#### What is needed:
Check every line below for the word "JSON" and show those that hold it.
|---|
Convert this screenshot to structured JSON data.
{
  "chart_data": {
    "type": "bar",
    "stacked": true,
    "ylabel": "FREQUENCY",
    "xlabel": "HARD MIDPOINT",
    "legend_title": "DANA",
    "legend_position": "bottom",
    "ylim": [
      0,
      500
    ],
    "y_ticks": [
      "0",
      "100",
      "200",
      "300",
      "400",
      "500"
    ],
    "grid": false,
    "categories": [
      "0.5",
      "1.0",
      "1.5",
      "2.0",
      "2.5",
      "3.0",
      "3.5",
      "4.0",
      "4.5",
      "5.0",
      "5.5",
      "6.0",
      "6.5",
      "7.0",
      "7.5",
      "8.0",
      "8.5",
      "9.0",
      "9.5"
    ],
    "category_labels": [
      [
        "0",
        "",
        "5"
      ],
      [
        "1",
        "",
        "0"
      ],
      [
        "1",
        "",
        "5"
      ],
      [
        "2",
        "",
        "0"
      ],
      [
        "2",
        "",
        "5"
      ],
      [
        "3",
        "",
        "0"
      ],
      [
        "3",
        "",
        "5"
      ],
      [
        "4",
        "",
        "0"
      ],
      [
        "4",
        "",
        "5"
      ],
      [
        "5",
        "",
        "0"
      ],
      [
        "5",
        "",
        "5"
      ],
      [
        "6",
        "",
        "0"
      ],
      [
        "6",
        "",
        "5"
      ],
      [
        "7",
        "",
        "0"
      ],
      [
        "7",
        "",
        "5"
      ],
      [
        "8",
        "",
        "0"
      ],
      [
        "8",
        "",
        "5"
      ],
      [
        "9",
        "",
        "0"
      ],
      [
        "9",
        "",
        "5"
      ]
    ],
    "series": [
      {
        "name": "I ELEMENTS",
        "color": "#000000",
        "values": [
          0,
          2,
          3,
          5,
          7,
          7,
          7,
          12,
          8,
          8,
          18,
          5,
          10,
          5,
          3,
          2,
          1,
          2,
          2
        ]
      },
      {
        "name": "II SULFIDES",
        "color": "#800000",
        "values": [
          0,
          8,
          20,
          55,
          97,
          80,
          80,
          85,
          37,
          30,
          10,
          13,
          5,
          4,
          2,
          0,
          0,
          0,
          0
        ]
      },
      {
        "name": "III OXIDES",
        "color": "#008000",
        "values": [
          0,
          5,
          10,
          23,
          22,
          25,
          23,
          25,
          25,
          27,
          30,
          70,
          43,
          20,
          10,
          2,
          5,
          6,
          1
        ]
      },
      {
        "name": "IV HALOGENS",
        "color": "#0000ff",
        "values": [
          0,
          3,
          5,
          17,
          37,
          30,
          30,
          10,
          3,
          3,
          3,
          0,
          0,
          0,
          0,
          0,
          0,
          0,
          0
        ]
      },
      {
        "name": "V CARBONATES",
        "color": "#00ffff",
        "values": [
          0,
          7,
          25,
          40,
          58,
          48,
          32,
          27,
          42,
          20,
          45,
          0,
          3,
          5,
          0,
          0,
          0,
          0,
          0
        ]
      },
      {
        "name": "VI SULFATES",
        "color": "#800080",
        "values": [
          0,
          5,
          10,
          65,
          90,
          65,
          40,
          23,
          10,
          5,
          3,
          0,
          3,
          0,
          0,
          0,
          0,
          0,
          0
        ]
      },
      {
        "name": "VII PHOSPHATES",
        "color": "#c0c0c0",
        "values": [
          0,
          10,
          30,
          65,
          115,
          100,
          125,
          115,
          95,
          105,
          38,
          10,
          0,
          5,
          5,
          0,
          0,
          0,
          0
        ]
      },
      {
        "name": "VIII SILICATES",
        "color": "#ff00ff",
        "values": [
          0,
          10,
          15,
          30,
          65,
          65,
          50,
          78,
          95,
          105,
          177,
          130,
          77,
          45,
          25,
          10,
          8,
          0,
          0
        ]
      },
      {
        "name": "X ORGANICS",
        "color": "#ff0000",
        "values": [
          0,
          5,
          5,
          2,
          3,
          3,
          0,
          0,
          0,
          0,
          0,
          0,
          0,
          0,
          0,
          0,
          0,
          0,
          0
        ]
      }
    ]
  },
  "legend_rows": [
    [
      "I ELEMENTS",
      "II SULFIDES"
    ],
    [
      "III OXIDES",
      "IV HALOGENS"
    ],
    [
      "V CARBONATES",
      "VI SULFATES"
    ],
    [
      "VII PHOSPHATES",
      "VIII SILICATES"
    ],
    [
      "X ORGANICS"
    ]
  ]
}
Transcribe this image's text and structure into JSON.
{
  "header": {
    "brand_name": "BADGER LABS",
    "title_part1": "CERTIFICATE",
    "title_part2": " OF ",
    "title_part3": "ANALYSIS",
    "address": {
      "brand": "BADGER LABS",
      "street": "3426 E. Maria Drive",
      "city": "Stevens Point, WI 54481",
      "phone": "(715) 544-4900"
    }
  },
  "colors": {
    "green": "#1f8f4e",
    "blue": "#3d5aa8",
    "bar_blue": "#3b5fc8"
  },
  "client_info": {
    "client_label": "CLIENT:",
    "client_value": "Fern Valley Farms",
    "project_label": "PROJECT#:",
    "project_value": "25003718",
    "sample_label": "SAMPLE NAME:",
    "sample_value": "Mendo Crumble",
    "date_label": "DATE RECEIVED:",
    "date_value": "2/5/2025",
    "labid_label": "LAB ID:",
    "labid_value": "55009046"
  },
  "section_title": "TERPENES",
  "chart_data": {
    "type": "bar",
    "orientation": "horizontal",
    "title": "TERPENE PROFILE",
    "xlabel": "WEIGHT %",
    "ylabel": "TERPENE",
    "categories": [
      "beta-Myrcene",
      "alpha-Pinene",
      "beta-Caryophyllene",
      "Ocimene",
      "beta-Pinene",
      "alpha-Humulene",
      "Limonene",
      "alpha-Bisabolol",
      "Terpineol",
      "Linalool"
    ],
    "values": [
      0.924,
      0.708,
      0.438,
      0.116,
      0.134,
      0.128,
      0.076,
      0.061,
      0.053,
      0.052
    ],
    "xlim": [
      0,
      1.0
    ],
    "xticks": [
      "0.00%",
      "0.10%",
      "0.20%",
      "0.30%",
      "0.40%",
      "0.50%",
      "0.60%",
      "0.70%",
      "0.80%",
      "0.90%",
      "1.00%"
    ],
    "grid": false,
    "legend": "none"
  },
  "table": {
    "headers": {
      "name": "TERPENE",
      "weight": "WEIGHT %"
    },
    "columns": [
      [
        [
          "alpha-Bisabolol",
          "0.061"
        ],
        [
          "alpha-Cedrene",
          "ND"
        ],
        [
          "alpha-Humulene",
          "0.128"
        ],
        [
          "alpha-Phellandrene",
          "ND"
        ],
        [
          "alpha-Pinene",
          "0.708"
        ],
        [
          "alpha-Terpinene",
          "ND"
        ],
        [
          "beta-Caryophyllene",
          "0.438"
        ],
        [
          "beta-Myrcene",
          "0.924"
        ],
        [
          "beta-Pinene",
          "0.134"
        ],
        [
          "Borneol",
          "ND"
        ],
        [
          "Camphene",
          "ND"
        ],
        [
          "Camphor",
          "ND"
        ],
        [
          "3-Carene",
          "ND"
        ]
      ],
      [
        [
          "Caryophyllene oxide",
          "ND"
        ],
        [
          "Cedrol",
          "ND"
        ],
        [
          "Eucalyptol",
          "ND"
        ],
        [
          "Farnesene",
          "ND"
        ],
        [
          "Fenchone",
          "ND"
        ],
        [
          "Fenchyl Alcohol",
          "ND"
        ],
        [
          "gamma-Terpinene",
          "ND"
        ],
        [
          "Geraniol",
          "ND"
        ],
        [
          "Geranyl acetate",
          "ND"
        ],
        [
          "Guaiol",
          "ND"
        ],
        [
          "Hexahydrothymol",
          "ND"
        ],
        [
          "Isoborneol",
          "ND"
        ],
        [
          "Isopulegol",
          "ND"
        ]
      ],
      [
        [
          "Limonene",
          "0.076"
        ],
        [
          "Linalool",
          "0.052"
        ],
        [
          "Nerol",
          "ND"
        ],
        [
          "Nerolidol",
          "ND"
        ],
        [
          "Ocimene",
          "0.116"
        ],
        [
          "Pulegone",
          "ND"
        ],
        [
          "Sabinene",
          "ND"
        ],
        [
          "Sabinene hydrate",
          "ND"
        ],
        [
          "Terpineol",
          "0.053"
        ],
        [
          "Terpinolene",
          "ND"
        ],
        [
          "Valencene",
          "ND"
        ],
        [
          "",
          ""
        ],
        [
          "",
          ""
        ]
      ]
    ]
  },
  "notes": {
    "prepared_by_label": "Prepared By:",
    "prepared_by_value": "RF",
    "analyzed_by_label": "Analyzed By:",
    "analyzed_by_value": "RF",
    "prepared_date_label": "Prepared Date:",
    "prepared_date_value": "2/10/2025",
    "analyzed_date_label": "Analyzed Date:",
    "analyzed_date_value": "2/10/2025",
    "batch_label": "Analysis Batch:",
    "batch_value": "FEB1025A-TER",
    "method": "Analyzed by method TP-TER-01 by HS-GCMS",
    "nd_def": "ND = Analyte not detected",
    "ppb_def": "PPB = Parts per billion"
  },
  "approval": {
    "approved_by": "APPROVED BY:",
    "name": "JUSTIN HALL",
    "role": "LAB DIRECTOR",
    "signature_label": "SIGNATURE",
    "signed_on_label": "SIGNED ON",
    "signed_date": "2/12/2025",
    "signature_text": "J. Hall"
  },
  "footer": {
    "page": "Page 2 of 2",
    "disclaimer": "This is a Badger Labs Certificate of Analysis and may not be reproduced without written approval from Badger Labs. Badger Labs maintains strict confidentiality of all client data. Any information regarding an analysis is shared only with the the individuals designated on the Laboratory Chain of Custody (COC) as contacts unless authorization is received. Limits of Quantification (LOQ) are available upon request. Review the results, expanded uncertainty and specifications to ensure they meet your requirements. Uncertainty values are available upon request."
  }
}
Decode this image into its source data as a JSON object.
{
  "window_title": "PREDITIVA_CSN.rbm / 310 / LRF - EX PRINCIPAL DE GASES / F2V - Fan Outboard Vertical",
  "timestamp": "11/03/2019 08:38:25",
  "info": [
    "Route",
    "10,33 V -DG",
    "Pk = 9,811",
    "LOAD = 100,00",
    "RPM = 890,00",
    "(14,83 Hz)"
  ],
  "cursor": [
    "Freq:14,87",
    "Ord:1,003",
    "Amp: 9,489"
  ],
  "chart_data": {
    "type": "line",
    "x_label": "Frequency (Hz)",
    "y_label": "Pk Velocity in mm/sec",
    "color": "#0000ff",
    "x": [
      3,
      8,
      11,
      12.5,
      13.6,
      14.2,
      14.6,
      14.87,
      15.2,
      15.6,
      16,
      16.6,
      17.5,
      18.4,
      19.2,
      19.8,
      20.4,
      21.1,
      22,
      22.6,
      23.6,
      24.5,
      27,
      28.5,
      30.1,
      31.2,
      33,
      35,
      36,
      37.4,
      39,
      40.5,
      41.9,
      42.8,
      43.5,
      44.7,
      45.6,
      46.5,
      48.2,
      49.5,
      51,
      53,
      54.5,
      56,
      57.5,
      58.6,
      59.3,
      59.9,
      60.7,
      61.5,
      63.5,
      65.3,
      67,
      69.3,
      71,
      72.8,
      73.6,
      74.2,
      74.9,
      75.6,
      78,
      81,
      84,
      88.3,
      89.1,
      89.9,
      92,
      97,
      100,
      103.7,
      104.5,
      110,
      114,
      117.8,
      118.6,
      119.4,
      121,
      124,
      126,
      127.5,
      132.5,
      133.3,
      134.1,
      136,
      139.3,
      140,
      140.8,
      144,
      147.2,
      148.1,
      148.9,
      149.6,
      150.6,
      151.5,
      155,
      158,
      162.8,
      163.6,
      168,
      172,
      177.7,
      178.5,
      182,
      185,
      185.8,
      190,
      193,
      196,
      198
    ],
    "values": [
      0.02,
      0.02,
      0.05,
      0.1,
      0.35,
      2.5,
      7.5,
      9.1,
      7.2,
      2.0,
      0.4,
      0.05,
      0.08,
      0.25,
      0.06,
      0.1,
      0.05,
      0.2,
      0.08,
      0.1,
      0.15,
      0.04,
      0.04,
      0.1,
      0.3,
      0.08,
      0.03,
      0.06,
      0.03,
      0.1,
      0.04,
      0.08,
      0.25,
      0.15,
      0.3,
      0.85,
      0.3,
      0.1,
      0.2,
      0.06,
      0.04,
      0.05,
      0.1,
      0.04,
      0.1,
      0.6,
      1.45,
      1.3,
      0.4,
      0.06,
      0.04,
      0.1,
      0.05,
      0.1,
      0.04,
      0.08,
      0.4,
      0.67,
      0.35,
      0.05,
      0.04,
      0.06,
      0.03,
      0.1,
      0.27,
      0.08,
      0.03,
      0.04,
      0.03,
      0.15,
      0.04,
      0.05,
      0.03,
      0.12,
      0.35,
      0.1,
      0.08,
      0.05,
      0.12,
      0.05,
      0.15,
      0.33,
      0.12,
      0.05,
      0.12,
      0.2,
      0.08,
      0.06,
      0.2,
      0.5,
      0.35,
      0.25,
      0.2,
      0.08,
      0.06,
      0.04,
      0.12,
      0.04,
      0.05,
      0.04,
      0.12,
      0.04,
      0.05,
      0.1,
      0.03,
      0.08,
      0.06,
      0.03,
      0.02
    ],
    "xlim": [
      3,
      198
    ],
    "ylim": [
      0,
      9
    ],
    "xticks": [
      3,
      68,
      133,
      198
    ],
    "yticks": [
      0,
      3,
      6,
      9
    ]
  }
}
|---|
#### Output below:
Convert this screenshot to structured JSON data.
Transcribe this image's text and structure into JSON.
Decode this image into its source data as a JSON object.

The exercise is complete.